● **Problems**
1/ In the post about disciplining a son, how long has it been since the last spanking?
2/ For each statement, say whether it agrees with the post about disciplining a son. Answer yes or no and quote the deciding words from the post. (a) The son will turn 5 in about two weeks. (b) When a friend is aggressive with him, the son hits back. (c) The parent answers back when the son says he hates them.
3/ Carry on the post about disciplining a son, starting right after its last sentence.

● **Selected passage**
↓↓↓

My discipline techniques are finally paying off with my son

My very difficult baby, toddler and preschooler is turning 5 in about 2 weeks. His behaviour has gotten so much better.

I used to use spanking as a back-up method when he wouldn’t go to his room, etc. I used it consistently as a back-up, so my son always knew what was coming if he didn’t listen to me…one or two smacks on the bum and three if he was being really defiant.

Now when he’s naughty, I just take him to his room and tell him sternly not to leave his room until I tell him so. He’ll open the door a little bit and I say sternly to close the door. He’ll tell me he hates me under his breath and then close the door. I ignore it. He has no idea what hate is.

I honestly can’t remember the last time I spanked his bum. More than a month for sure.

He’s well behaved at school; he respects authority and he is very respectful of his teachers, peers and daycare providers. He’s no longer aggressive with his friends and he doesn’t hit back when a friend is aggressive with him…he tells a teacher.

↑↑↑

● **Information provided**
↓↓↓

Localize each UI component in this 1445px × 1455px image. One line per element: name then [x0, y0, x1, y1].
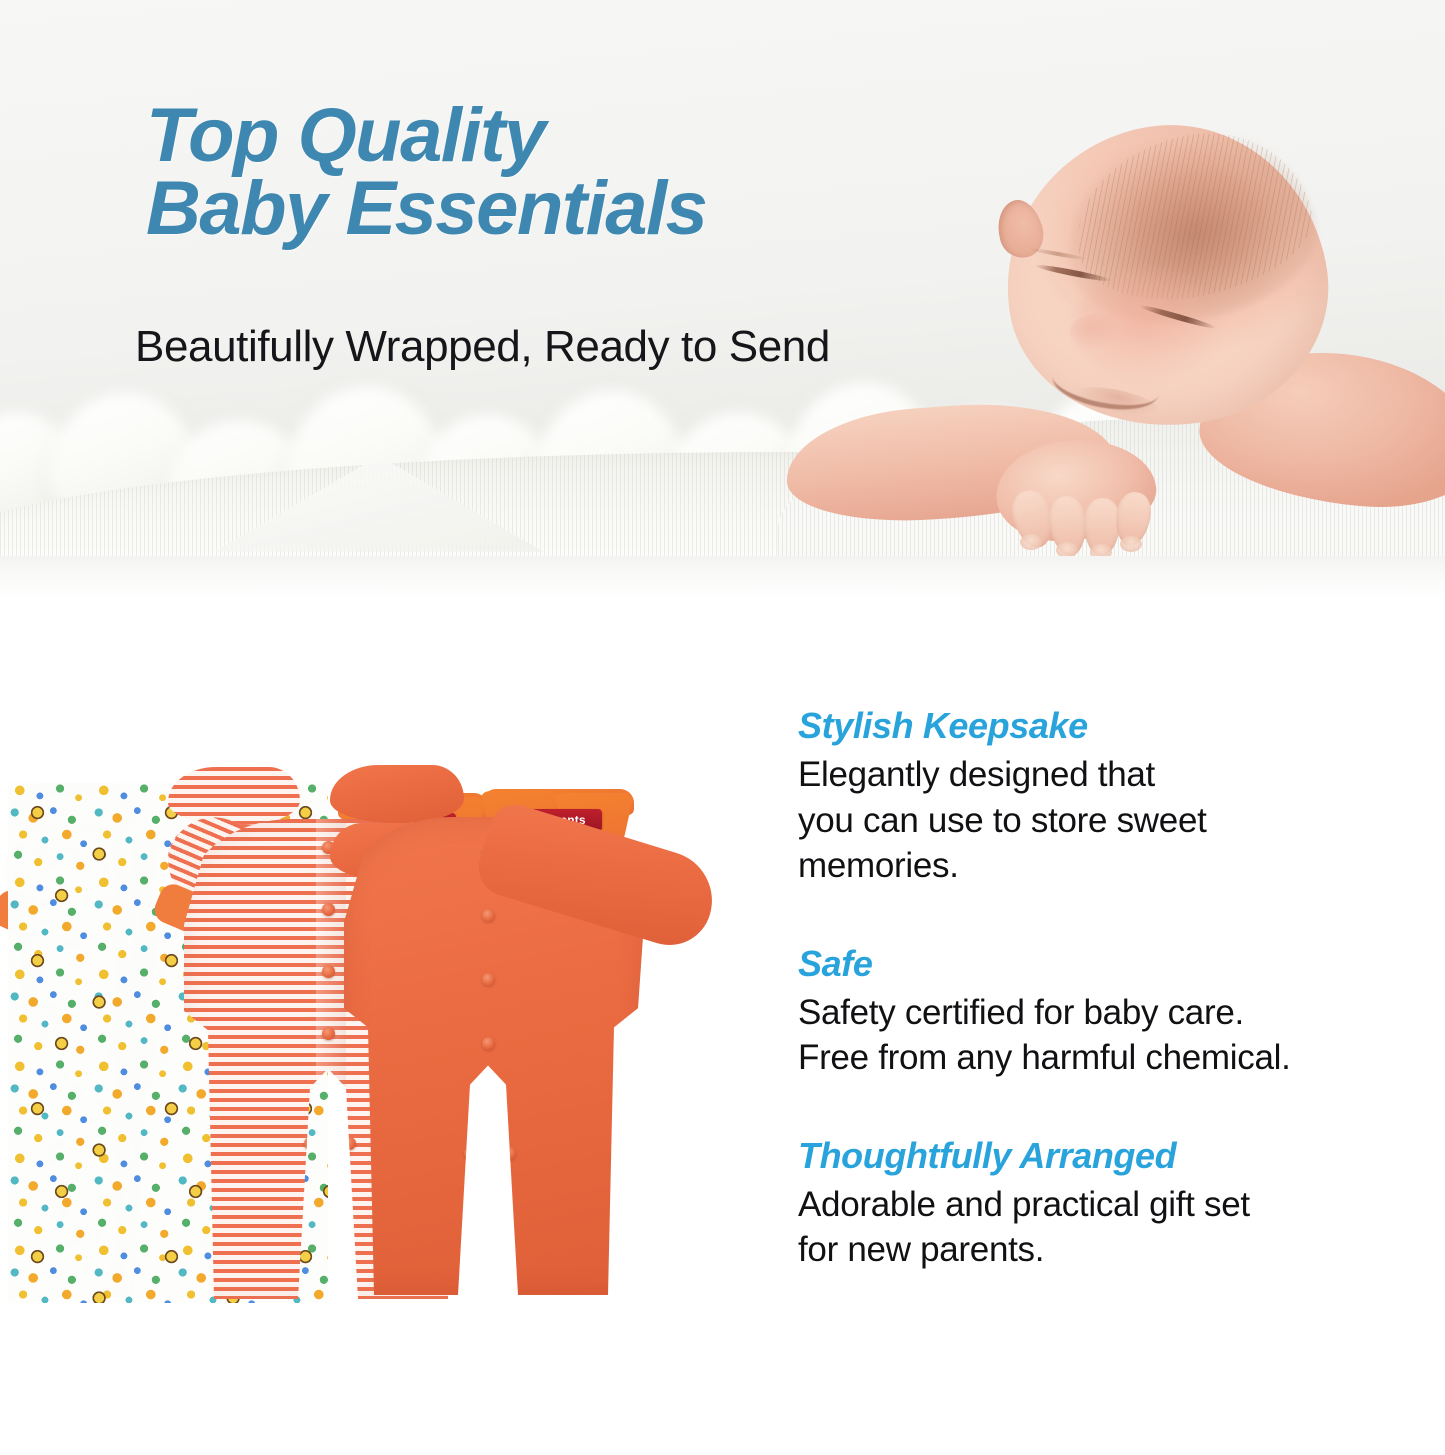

↑↑↑

● **Responses in order**
1/ More than a month for sure.

2/
(a) Yes: "is turning 5 in about 2 weeks"
(b) No: "he doesn’t hit back when a friend is aggressive with him…he tells a teacher"
(c) No: "I ignore it."

3/
My son is extremely tall and if he wanted to, he could win any fight with a kid his age. He has become a friendly giant.

I have received a lot of criticism for my son’s behaviour over the years as well as my mothering skills. My son and I have a great bond and we hug and kiss several times a day. I am extremely close to him and we lay down together every night so he can tell me about his day. I love this little boy! All the hard work is paying off.

Congratulations. I think consistency is critical to punishment, and finding something that actually works with the individual child. Using both rewards and punishments as incentives.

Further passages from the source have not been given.